[Begin]

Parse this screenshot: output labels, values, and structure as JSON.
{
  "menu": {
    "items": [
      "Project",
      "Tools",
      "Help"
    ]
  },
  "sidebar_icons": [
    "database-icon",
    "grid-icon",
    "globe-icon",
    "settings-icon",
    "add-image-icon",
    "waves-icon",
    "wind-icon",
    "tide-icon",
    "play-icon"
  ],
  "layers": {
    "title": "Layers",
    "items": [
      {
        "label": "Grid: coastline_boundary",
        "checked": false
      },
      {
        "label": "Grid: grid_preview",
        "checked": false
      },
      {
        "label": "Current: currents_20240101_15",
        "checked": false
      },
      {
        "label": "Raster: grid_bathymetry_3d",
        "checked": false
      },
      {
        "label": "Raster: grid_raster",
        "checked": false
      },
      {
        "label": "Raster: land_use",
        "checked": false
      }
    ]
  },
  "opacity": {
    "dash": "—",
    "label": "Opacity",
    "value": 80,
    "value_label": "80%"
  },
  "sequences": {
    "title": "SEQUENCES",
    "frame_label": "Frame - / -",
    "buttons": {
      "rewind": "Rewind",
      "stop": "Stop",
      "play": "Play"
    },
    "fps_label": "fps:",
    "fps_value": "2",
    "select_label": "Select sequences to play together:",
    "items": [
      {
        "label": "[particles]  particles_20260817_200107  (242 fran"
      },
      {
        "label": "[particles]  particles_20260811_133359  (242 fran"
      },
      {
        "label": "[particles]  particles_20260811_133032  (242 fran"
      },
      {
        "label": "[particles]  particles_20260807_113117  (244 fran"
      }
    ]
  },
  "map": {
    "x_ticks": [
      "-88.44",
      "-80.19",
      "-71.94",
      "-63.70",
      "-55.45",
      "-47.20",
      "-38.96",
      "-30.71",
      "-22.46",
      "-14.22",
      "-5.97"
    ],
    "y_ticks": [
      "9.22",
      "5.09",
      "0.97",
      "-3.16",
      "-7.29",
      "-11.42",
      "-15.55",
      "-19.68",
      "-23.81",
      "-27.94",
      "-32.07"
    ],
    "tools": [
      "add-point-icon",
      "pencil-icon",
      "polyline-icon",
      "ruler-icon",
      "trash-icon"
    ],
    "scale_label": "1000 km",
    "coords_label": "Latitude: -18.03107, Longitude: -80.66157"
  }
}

[End]

Scan the material line by line and report each one that contains "Raster".

        "label": "Raster: grid_bathymetry_3d",
        "label": "Raster: grid_raster",
        "label": "Raster: land_use",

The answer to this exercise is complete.